◆ Stored items from a collection
start
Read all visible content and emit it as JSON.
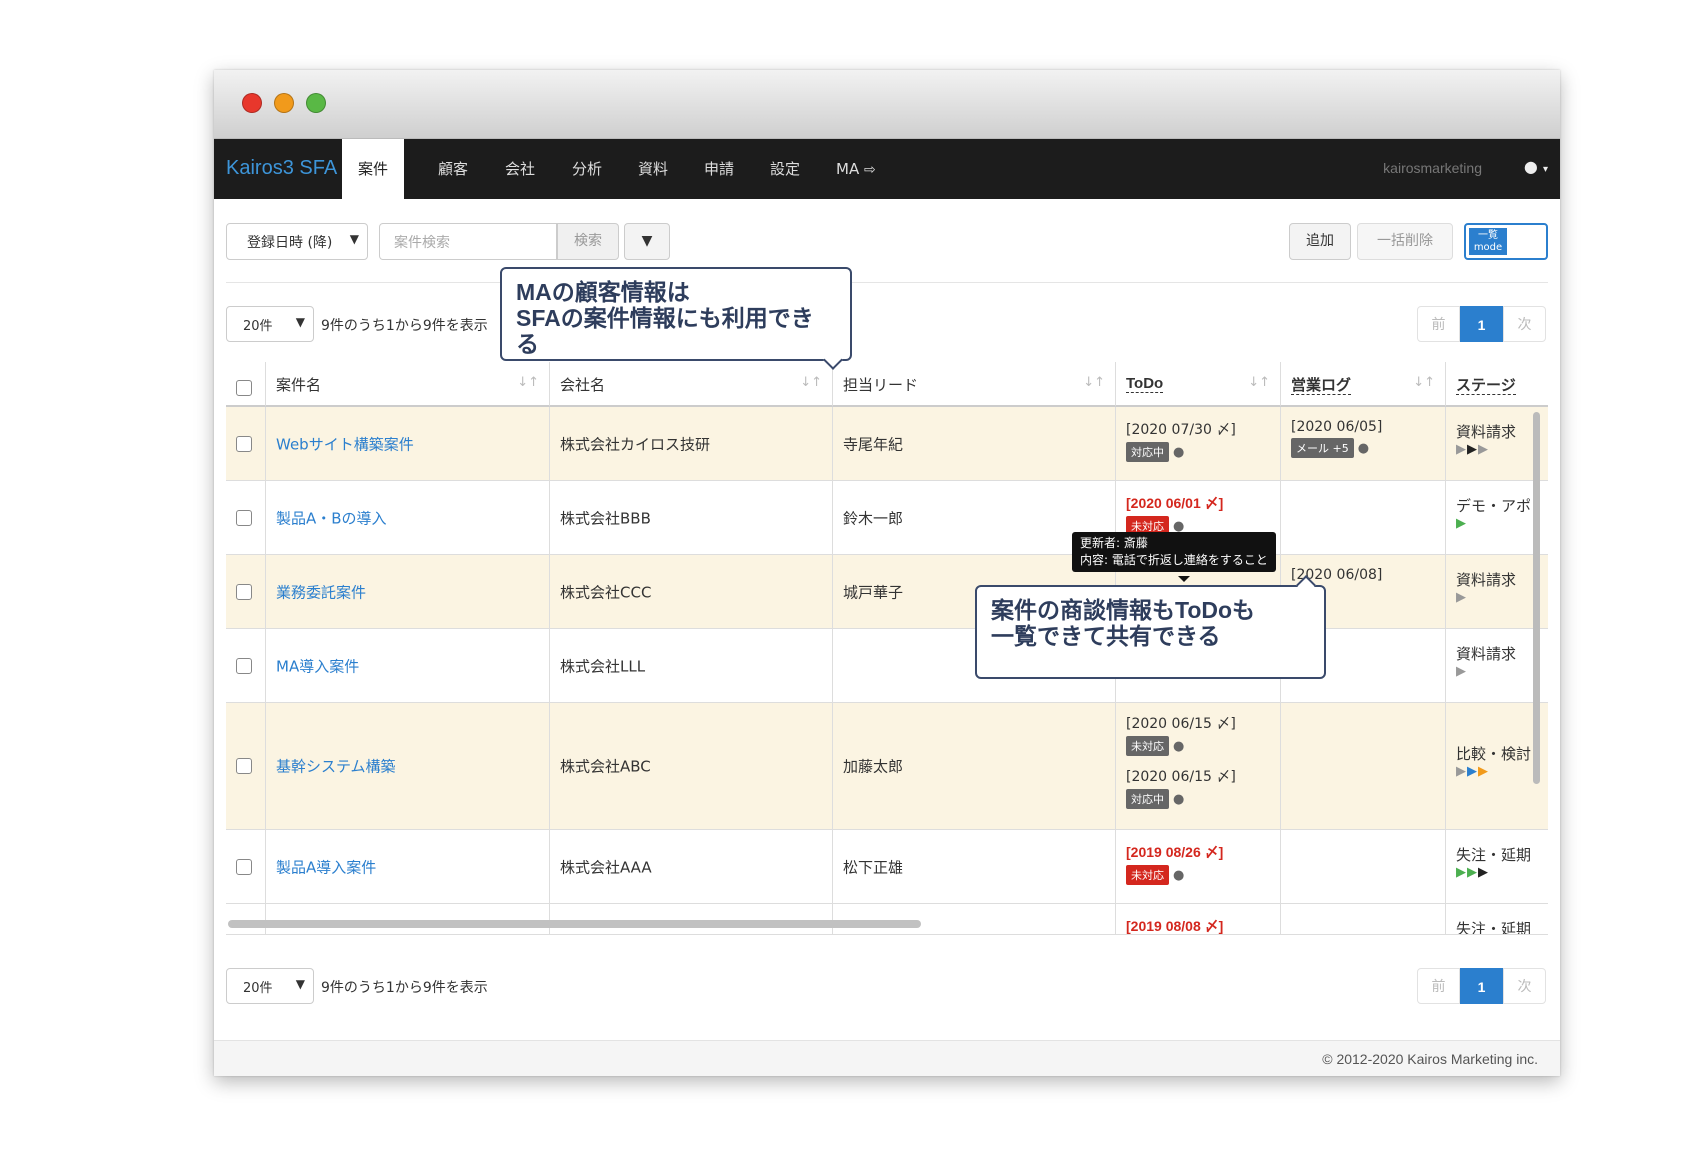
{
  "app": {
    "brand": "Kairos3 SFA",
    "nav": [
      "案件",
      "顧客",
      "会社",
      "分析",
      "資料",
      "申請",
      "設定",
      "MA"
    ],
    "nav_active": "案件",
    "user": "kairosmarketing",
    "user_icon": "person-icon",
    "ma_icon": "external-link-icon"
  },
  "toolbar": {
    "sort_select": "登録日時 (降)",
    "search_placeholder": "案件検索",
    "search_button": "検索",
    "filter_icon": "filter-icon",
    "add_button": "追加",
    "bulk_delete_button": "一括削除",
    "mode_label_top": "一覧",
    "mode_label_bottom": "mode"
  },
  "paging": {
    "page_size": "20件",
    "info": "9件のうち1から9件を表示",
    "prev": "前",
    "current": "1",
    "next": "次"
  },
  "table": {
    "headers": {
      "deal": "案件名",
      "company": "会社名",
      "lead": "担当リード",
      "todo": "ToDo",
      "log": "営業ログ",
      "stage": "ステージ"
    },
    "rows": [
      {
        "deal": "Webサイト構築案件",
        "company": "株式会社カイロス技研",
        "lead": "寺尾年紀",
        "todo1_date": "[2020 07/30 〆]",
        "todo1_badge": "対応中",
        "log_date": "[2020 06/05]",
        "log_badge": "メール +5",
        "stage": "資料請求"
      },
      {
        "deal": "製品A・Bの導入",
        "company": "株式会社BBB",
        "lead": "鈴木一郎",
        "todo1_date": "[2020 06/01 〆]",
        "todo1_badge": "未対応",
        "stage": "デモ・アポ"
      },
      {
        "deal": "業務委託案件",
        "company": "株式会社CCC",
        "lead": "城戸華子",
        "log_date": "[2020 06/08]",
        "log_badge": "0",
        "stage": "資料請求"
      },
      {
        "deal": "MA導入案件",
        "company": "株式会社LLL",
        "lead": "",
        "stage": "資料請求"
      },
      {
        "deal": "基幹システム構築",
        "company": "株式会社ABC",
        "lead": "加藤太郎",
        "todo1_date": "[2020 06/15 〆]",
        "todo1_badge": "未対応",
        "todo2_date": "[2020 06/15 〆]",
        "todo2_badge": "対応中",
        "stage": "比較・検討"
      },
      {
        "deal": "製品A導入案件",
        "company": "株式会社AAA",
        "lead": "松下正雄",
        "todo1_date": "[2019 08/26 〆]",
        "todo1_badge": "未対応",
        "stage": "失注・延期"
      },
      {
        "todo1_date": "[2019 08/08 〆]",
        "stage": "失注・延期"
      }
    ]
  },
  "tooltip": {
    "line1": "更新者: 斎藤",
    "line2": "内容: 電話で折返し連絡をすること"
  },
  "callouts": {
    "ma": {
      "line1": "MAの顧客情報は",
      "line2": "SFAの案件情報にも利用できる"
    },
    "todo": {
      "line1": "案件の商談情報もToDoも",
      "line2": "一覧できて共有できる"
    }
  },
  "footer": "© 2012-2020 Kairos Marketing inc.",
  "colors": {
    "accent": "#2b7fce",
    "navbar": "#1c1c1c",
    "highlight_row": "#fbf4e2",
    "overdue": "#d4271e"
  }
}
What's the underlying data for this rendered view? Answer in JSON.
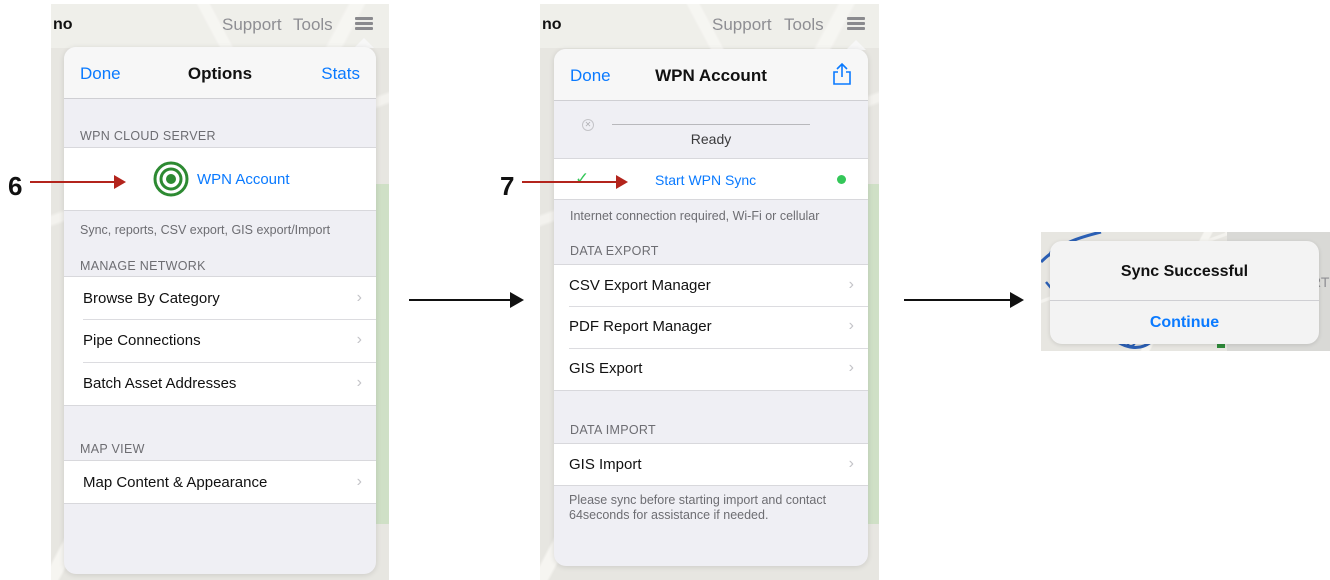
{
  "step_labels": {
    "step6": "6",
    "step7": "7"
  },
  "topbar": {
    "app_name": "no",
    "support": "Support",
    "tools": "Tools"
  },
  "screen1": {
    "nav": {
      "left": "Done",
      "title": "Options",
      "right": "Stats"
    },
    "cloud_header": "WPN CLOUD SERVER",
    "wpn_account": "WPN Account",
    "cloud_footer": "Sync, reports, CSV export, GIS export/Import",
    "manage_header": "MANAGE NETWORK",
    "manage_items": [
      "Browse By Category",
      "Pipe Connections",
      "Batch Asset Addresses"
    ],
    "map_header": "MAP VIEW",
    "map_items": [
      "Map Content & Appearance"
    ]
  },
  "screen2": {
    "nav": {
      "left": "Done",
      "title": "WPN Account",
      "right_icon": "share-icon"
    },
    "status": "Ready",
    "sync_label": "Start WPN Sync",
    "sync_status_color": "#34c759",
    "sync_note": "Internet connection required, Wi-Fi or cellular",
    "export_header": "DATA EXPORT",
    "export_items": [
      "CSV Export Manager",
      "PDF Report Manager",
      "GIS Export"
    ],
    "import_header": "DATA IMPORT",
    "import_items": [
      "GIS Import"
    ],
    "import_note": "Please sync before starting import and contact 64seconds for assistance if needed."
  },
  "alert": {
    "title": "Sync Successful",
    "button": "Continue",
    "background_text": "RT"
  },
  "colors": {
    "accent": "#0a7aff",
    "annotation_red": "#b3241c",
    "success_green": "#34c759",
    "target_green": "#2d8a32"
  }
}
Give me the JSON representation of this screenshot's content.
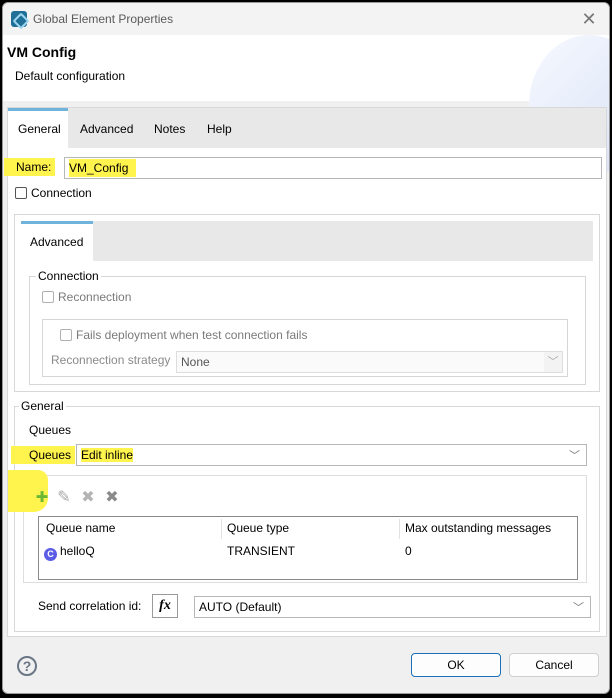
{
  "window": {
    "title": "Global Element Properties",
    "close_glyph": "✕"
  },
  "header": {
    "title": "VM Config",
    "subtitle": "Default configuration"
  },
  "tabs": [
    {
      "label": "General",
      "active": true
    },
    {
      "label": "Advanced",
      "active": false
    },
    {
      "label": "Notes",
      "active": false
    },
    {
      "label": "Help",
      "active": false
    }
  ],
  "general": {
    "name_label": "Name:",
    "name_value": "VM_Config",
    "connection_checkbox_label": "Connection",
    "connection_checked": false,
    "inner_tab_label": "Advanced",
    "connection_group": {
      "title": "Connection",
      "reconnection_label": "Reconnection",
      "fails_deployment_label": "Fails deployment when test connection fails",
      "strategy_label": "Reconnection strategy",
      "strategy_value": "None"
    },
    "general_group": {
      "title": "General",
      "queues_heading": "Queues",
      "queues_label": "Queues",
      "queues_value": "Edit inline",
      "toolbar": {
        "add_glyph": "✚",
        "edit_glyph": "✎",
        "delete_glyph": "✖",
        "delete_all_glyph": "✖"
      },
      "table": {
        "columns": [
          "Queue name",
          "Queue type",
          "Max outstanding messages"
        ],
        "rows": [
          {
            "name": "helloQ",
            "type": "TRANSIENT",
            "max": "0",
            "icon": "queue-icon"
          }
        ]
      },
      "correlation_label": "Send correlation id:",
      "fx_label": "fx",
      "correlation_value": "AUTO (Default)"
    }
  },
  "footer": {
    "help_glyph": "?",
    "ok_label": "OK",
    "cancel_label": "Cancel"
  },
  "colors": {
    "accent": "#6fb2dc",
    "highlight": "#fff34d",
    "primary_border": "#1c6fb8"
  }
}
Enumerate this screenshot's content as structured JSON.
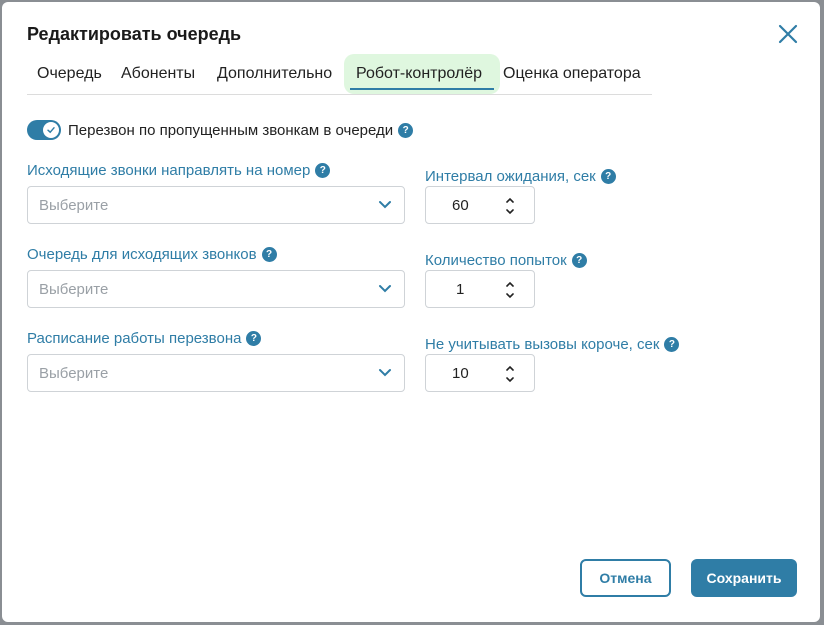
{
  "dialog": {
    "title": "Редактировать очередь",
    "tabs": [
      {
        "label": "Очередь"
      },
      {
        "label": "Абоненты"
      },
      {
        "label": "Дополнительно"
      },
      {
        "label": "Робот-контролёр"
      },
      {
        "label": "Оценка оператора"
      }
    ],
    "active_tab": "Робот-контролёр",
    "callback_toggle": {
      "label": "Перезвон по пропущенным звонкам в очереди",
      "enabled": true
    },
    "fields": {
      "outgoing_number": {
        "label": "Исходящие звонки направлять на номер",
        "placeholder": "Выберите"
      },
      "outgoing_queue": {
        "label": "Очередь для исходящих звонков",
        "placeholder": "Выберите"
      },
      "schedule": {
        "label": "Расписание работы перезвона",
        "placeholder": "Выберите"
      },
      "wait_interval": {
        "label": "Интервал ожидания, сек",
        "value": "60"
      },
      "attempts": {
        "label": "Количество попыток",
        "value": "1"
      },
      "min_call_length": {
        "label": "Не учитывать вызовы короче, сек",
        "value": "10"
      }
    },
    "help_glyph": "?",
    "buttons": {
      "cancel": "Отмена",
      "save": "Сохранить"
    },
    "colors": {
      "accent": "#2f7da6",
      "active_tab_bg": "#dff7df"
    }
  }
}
end
Reproduce each line of the records exactly, and omit every picture.

Read all visible content and emit it as JSON.
{
  "app": {
    "brand": "Kairos3 SFA",
    "nav": [
      "案件",
      "顧客",
      "会社",
      "分析",
      "資料",
      "申請",
      "設定",
      "MA"
    ],
    "nav_active": "案件",
    "user": "kairosmarketing",
    "user_icon": "person-icon",
    "ma_icon": "external-link-icon"
  },
  "toolbar": {
    "sort_select": "登録日時 (降)",
    "search_placeholder": "案件検索",
    "search_button": "検索",
    "filter_icon": "filter-icon",
    "add_button": "追加",
    "bulk_delete_button": "一括削除",
    "mode_label_top": "一覧",
    "mode_label_bottom": "mode"
  },
  "paging": {
    "page_size": "20件",
    "info": "9件のうち1から9件を表示",
    "prev": "前",
    "current": "1",
    "next": "次"
  },
  "table": {
    "headers": {
      "deal": "案件名",
      "company": "会社名",
      "lead": "担当リード",
      "todo": "ToDo",
      "log": "営業ログ",
      "stage": "ステージ"
    },
    "rows": [
      {
        "deal": "Webサイト構築案件",
        "company": "株式会社カイロス技研",
        "lead": "寺尾年紀",
        "todo1_date": "[2020 07/30 〆]",
        "todo1_badge": "対応中",
        "log_date": "[2020 06/05]",
        "log_badge": "メール +5",
        "stage": "資料請求"
      },
      {
        "deal": "製品A・Bの導入",
        "company": "株式会社BBB",
        "lead": "鈴木一郎",
        "todo1_date": "[2020 06/01 〆]",
        "todo1_badge": "未対応",
        "stage": "デモ・アポ"
      },
      {
        "deal": "業務委託案件",
        "company": "株式会社CCC",
        "lead": "城戸華子",
        "log_date": "[2020 06/08]",
        "log_badge": "0",
        "stage": "資料請求"
      },
      {
        "deal": "MA導入案件",
        "company": "株式会社LLL",
        "lead": "",
        "stage": "資料請求"
      },
      {
        "deal": "基幹システム構築",
        "company": "株式会社ABC",
        "lead": "加藤太郎",
        "todo1_date": "[2020 06/15 〆]",
        "todo1_badge": "未対応",
        "todo2_date": "[2020 06/15 〆]",
        "todo2_badge": "対応中",
        "stage": "比較・検討"
      },
      {
        "deal": "製品A導入案件",
        "company": "株式会社AAA",
        "lead": "松下正雄",
        "todo1_date": "[2019 08/26 〆]",
        "todo1_badge": "未対応",
        "stage": "失注・延期"
      },
      {
        "todo1_date": "[2019 08/08 〆]",
        "stage": "失注・延期"
      }
    ]
  },
  "tooltip": {
    "line1": "更新者: 斎藤",
    "line2": "内容: 電話で折返し連絡をすること"
  },
  "callouts": {
    "ma": {
      "line1": "MAの顧客情報は",
      "line2": "SFAの案件情報にも利用できる"
    },
    "todo": {
      "line1": "案件の商談情報もToDoも",
      "line2": "一覧できて共有できる"
    }
  },
  "footer": "© 2012-2020 Kairos Marketing inc.",
  "colors": {
    "accent": "#2b7fce",
    "navbar": "#1c1c1c",
    "highlight_row": "#fbf4e2",
    "overdue": "#d4271e"
  }
}
What's the underlying data for this rendered view? Answer in JSON.
{
  "step_labels": {
    "step6": "6",
    "step7": "7"
  },
  "topbar": {
    "app_name": "no",
    "support": "Support",
    "tools": "Tools"
  },
  "screen1": {
    "nav": {
      "left": "Done",
      "title": "Options",
      "right": "Stats"
    },
    "cloud_header": "WPN CLOUD SERVER",
    "wpn_account": "WPN Account",
    "cloud_footer": "Sync, reports, CSV export, GIS export/Import",
    "manage_header": "MANAGE NETWORK",
    "manage_items": [
      "Browse By Category",
      "Pipe Connections",
      "Batch Asset Addresses"
    ],
    "map_header": "MAP VIEW",
    "map_items": [
      "Map Content & Appearance"
    ]
  },
  "screen2": {
    "nav": {
      "left": "Done",
      "title": "WPN Account",
      "right_icon": "share-icon"
    },
    "status": "Ready",
    "sync_label": "Start WPN Sync",
    "sync_status_color": "#34c759",
    "sync_note": "Internet connection required, Wi-Fi or cellular",
    "export_header": "DATA EXPORT",
    "export_items": [
      "CSV Export Manager",
      "PDF Report Manager",
      "GIS Export"
    ],
    "import_header": "DATA IMPORT",
    "import_items": [
      "GIS Import"
    ],
    "import_note": "Please sync before starting import and contact 64seconds for assistance if needed."
  },
  "alert": {
    "title": "Sync Successful",
    "button": "Continue",
    "background_text": "RT"
  },
  "colors": {
    "accent": "#0a7aff",
    "annotation_red": "#b3241c",
    "success_green": "#34c759",
    "target_green": "#2d8a32"
  }
}
Give me the JSON representation of this screenshot's content.
{
  "window": {
    "title": "Global Element Properties",
    "close_glyph": "✕"
  },
  "header": {
    "title": "VM Config",
    "subtitle": "Default configuration"
  },
  "tabs": [
    {
      "label": "General",
      "active": true
    },
    {
      "label": "Advanced",
      "active": false
    },
    {
      "label": "Notes",
      "active": false
    },
    {
      "label": "Help",
      "active": false
    }
  ],
  "general": {
    "name_label": "Name:",
    "name_value": "VM_Config",
    "connection_checkbox_label": "Connection",
    "connection_checked": false,
    "inner_tab_label": "Advanced",
    "connection_group": {
      "title": "Connection",
      "reconnection_label": "Reconnection",
      "fails_deployment_label": "Fails deployment when test connection fails",
      "strategy_label": "Reconnection strategy",
      "strategy_value": "None"
    },
    "general_group": {
      "title": "General",
      "queues_heading": "Queues",
      "queues_label": "Queues",
      "queues_value": "Edit inline",
      "toolbar": {
        "add_glyph": "✚",
        "edit_glyph": "✎",
        "delete_glyph": "✖",
        "delete_all_glyph": "✖"
      },
      "table": {
        "columns": [
          "Queue name",
          "Queue type",
          "Max outstanding messages"
        ],
        "rows": [
          {
            "name": "helloQ",
            "type": "TRANSIENT",
            "max": "0",
            "icon": "queue-icon"
          }
        ]
      },
      "correlation_label": "Send correlation id:",
      "fx_label": "fx",
      "correlation_value": "AUTO (Default)"
    }
  },
  "footer": {
    "help_glyph": "?",
    "ok_label": "OK",
    "cancel_label": "Cancel"
  },
  "colors": {
    "accent": "#6fb2dc",
    "highlight": "#fff34d",
    "primary_border": "#1c6fb8"
  }
}
Enumerate this screenshot's content as structured JSON.
{
  "dialog": {
    "title": "Редактировать очередь",
    "tabs": [
      {
        "label": "Очередь"
      },
      {
        "label": "Абоненты"
      },
      {
        "label": "Дополнительно"
      },
      {
        "label": "Робот-контролёр"
      },
      {
        "label": "Оценка оператора"
      }
    ],
    "active_tab": "Робот-контролёр",
    "callback_toggle": {
      "label": "Перезвон по пропущенным звонкам в очереди",
      "enabled": true
    },
    "fields": {
      "outgoing_number": {
        "label": "Исходящие звонки направлять на номер",
        "placeholder": "Выберите"
      },
      "outgoing_queue": {
        "label": "Очередь для исходящих звонков",
        "placeholder": "Выберите"
      },
      "schedule": {
        "label": "Расписание работы перезвона",
        "placeholder": "Выберите"
      },
      "wait_interval": {
        "label": "Интервал ожидания, сек",
        "value": "60"
      },
      "attempts": {
        "label": "Количество попыток",
        "value": "1"
      },
      "min_call_length": {
        "label": "Не учитывать вызовы короче, сек",
        "value": "10"
      }
    },
    "help_glyph": "?",
    "buttons": {
      "cancel": "Отмена",
      "save": "Сохранить"
    },
    "colors": {
      "accent": "#2f7da6",
      "active_tab_bg": "#dff7df"
    }
  }
}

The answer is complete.